═══ THE INPUT ═══

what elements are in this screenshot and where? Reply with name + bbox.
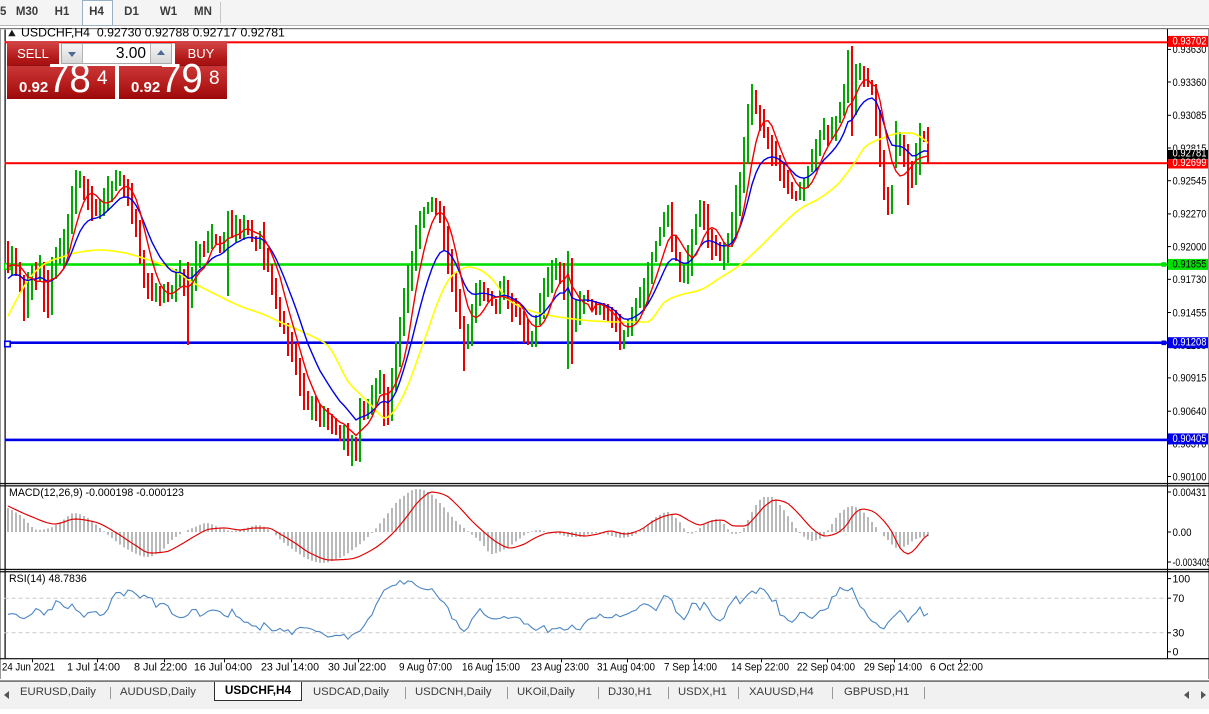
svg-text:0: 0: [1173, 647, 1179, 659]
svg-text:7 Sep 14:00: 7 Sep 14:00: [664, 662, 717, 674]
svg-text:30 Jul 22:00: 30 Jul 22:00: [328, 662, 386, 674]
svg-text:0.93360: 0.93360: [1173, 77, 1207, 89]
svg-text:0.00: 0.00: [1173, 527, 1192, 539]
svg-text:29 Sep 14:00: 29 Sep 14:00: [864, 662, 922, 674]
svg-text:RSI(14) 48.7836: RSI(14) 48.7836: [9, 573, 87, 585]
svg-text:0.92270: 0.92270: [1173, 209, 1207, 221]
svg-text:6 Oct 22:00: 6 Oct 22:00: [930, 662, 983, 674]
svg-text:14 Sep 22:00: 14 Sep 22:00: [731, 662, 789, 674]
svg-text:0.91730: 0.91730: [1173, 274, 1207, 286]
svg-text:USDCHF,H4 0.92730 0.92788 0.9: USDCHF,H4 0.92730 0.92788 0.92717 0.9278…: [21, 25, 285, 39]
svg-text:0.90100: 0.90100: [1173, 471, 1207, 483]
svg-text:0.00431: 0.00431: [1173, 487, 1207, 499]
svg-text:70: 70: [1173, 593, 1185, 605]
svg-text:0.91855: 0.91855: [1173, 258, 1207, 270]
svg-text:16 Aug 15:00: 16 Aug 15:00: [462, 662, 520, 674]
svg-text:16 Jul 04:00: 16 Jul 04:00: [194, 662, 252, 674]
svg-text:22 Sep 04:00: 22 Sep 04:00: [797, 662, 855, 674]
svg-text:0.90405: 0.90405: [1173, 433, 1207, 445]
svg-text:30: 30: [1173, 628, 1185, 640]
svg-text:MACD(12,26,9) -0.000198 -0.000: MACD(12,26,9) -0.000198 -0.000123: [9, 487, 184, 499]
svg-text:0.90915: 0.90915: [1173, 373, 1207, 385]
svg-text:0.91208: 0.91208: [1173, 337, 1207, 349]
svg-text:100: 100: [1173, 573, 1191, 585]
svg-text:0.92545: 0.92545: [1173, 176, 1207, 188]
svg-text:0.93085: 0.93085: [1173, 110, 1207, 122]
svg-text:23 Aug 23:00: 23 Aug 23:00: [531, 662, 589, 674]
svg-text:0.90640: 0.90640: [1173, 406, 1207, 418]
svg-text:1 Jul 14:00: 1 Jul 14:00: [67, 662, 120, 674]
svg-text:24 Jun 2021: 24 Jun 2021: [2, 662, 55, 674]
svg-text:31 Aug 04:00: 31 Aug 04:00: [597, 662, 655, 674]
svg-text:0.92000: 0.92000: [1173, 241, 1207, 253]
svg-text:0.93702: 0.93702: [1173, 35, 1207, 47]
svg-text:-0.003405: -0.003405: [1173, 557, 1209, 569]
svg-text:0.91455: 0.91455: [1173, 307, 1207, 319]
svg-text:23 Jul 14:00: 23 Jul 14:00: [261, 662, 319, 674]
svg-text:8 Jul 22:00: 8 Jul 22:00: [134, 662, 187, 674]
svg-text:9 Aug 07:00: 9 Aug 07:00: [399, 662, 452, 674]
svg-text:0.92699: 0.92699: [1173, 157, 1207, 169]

═══

> REQUIREMENT: Please copy out all the rows above word for word, leaving out the pictures.

> WORKED ANSWER:
what elements are in this screenshot and where? Reply with name + bbox.
svg-text:0: 0: [1173, 647, 1179, 659]
svg-text:7 Sep 14:00: 7 Sep 14:00: [664, 662, 717, 674]
svg-text:30 Jul 22:00: 30 Jul 22:00: [328, 662, 386, 674]
svg-text:0.93360: 0.93360: [1173, 77, 1207, 89]
svg-text:0.00: 0.00: [1173, 527, 1192, 539]
svg-text:29 Sep 14:00: 29 Sep 14:00: [864, 662, 922, 674]
svg-text:RSI(14) 48.7836: RSI(14) 48.7836: [9, 573, 87, 585]
svg-text:0.92270: 0.92270: [1173, 209, 1207, 221]
svg-text:6 Oct 22:00: 6 Oct 22:00: [930, 662, 983, 674]
svg-text:14 Sep 22:00: 14 Sep 22:00: [731, 662, 789, 674]
svg-text:0.91730: 0.91730: [1173, 274, 1207, 286]
svg-text:USDCHF,H4 0.92730 0.92788 0.9: USDCHF,H4 0.92730 0.92788 0.92717 0.9278…: [21, 25, 285, 39]
svg-text:0.90100: 0.90100: [1173, 471, 1207, 483]
svg-text:0.00431: 0.00431: [1173, 487, 1207, 499]
svg-text:70: 70: [1173, 593, 1185, 605]
svg-text:0.91855: 0.91855: [1173, 258, 1207, 270]
svg-text:16 Aug 15:00: 16 Aug 15:00: [462, 662, 520, 674]
svg-text:16 Jul 04:00: 16 Jul 04:00: [194, 662, 252, 674]
svg-text:22 Sep 04:00: 22 Sep 04:00: [797, 662, 855, 674]
svg-text:0.90405: 0.90405: [1173, 433, 1207, 445]
svg-text:30: 30: [1173, 628, 1185, 640]
svg-text:MACD(12,26,9) -0.000198 -0.000: MACD(12,26,9) -0.000198 -0.000123: [9, 487, 184, 499]
svg-text:0.90915: 0.90915: [1173, 373, 1207, 385]
svg-text:0.91208: 0.91208: [1173, 337, 1207, 349]
svg-text:100: 100: [1173, 573, 1191, 585]
svg-text:0.92545: 0.92545: [1173, 176, 1207, 188]
svg-text:0.93085: 0.93085: [1173, 110, 1207, 122]
svg-text:23 Aug 23:00: 23 Aug 23:00: [531, 662, 589, 674]
svg-text:0.90640: 0.90640: [1173, 406, 1207, 418]
svg-text:1 Jul 14:00: 1 Jul 14:00: [67, 662, 120, 674]
svg-text:24 Jun 2021: 24 Jun 2021: [2, 662, 55, 674]
svg-text:31 Aug 04:00: 31 Aug 04:00: [597, 662, 655, 674]
svg-text:0.92000: 0.92000: [1173, 241, 1207, 253]
svg-text:0.93702: 0.93702: [1173, 35, 1207, 47]
svg-text:-0.003405: -0.003405: [1173, 557, 1209, 569]
svg-text:0.91455: 0.91455: [1173, 307, 1207, 319]
svg-text:23 Jul 14:00: 23 Jul 14:00: [261, 662, 319, 674]
svg-text:8 Jul 22:00: 8 Jul 22:00: [134, 662, 187, 674]
svg-text:9 Aug 07:00: 9 Aug 07:00: [399, 662, 452, 674]
svg-text:0.92699: 0.92699: [1173, 157, 1207, 169]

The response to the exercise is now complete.